** start Record list **

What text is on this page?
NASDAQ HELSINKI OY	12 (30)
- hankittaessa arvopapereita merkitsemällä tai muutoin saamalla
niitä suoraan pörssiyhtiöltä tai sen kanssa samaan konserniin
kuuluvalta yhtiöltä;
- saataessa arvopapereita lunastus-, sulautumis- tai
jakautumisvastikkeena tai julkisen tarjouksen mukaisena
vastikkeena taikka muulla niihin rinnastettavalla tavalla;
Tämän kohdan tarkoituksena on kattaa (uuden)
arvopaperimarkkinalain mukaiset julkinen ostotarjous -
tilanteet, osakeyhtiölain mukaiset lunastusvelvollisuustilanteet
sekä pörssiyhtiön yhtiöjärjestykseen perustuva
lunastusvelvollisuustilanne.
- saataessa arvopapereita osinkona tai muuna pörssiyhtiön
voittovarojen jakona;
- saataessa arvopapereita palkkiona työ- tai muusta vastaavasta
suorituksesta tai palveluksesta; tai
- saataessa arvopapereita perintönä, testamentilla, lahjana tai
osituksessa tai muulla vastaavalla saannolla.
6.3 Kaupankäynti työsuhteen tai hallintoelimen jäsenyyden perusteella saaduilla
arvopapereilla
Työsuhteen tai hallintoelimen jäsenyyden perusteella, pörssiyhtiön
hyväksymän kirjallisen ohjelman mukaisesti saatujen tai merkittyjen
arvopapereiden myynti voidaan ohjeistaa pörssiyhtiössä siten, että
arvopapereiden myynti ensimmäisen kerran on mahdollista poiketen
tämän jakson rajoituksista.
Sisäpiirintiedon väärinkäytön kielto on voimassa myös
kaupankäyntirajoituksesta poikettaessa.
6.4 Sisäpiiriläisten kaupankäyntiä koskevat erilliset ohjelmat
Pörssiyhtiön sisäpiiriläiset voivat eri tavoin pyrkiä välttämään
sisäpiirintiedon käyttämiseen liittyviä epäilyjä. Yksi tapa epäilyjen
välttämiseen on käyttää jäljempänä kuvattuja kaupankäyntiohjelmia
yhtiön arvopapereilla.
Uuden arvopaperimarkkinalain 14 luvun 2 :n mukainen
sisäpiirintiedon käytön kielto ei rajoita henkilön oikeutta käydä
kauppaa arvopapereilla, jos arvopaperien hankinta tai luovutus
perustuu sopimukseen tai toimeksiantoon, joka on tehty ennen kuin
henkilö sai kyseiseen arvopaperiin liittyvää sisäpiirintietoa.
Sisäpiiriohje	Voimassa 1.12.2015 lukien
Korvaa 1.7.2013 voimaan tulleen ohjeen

** end Record list **

Direction: How many of the lines above include the word "arvopapereita"? Respond with the number alone.

The result: 5